Extracted data entries:

• • • •

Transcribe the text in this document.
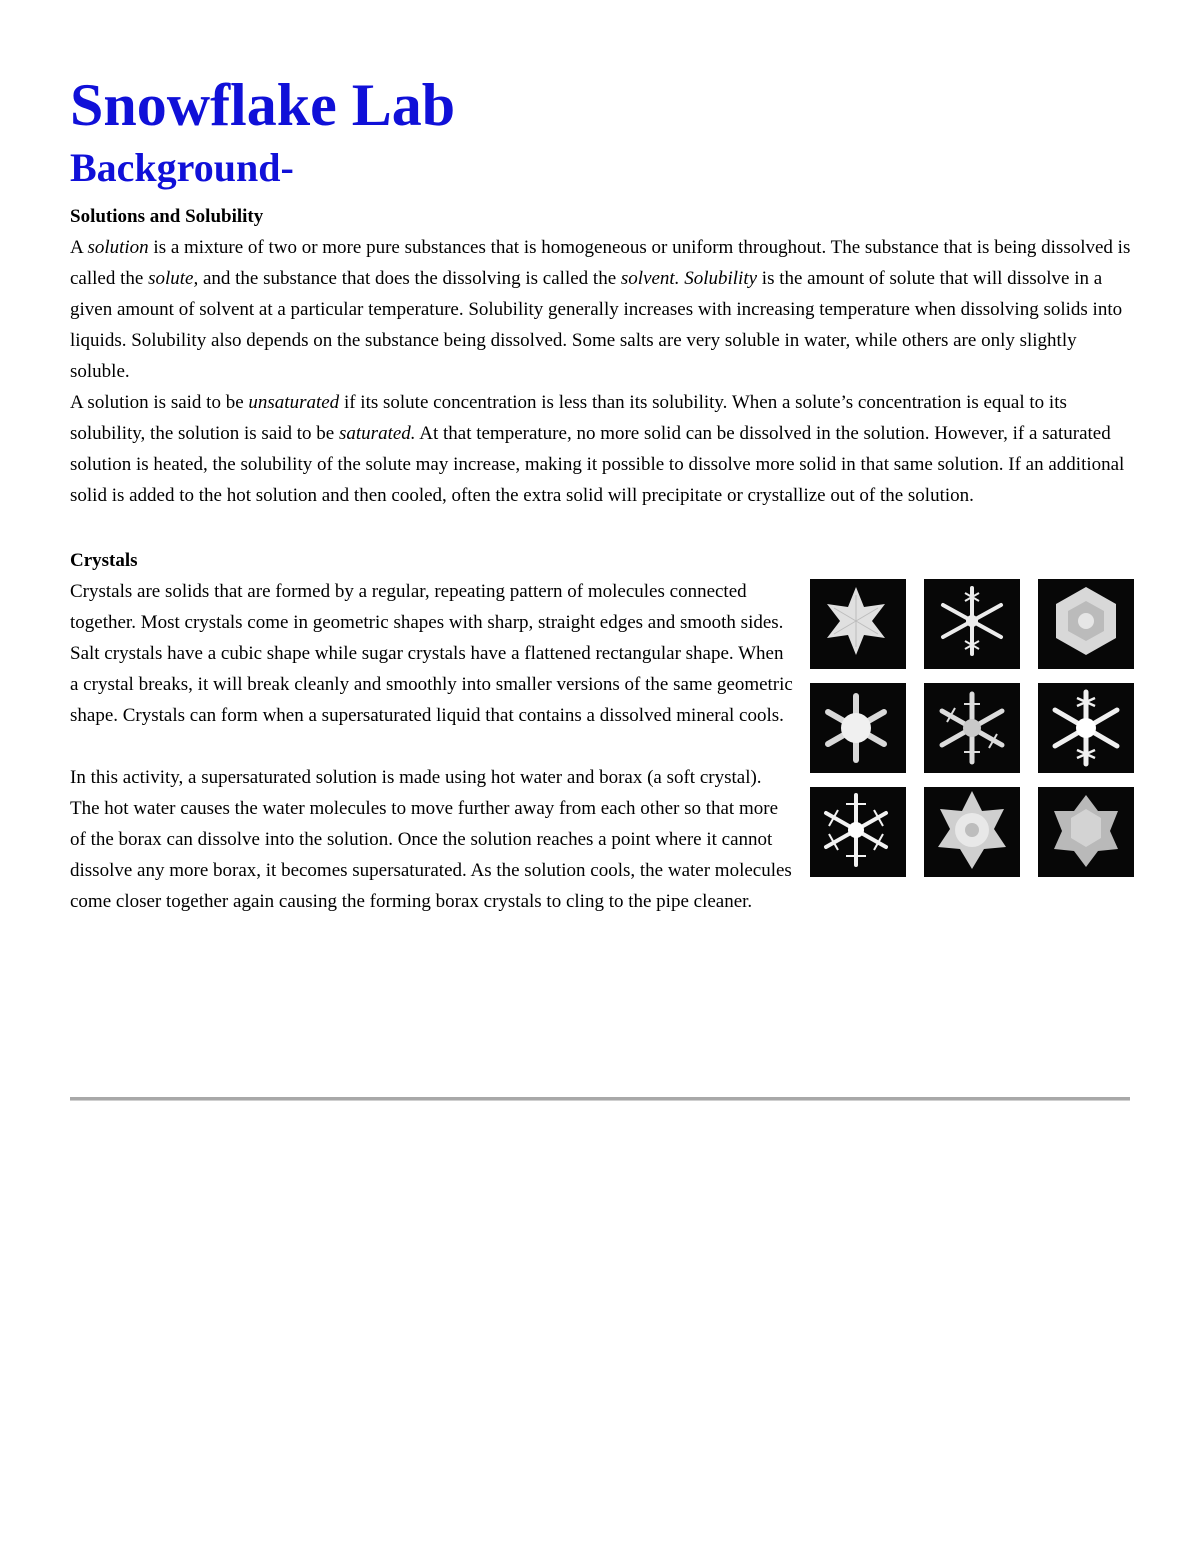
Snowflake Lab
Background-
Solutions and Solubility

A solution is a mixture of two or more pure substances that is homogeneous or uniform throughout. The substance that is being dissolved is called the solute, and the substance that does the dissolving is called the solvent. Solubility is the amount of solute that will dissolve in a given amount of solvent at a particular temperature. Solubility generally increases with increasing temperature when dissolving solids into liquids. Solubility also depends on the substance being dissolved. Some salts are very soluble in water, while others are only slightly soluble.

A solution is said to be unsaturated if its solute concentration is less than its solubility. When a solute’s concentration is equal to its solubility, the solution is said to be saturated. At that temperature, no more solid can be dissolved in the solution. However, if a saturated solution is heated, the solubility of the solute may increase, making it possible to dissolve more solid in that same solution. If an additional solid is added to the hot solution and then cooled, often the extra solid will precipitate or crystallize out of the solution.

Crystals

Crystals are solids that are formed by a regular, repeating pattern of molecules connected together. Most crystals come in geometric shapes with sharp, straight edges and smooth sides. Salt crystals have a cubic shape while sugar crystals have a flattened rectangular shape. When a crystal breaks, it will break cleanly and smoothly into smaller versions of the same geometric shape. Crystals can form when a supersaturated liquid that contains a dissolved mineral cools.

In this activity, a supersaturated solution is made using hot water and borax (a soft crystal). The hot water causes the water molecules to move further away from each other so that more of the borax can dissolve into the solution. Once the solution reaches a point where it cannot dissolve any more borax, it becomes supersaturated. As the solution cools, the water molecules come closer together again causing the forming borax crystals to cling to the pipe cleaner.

• • • •

§ SET EXERCISE
Repeat the records word for word. Any picture in them should be left out.

§ RIGHT ANSWER
Transcribe the text in this document.
Snowflake Lab
Background-
Solutions and Solubility

A solution is a mixture of two or more pure substances that is homogeneous or uniform throughout. The substance that is being dissolved is called the solute, and the substance that does the dissolving is called the solvent. Solubility is the amount of solute that will dissolve in a given amount of solvent at a particular temperature. Solubility generally increases with increasing temperature when dissolving solids into liquids. Solubility also depends on the substance being dissolved. Some salts are very soluble in water, while others are only slightly soluble.

A solution is said to be unsaturated if its solute concentration is less than its solubility. When a solute’s concentration is equal to its solubility, the solution is said to be saturated. At that temperature, no more solid can be dissolved in the solution. However, if a saturated solution is heated, the solubility of the solute may increase, making it possible to dissolve more solid in that same solution. If an additional solid is added to the hot solution and then cooled, often the extra solid will precipitate or crystallize out of the solution.

Crystals

Crystals are solids that are formed by a regular, repeating pattern of molecules connected together. Most crystals come in geometric shapes with sharp, straight edges and smooth sides. Salt crystals have a cubic shape while sugar crystals have a flattened rectangular shape. When a crystal breaks, it will break cleanly and smoothly into smaller versions of the same geometric shape. Crystals can form when a supersaturated liquid that contains a dissolved mineral cools.

In this activity, a supersaturated solution is made using hot water and borax (a soft crystal). The hot water causes the water molecules to move further away from each other so that more of the borax can dissolve into the solution. Once the solution reaches a point where it cannot dissolve any more borax, it becomes supersaturated. As the solution cools, the water molecules come closer together again causing the forming borax crystals to cling to the pipe cleaner.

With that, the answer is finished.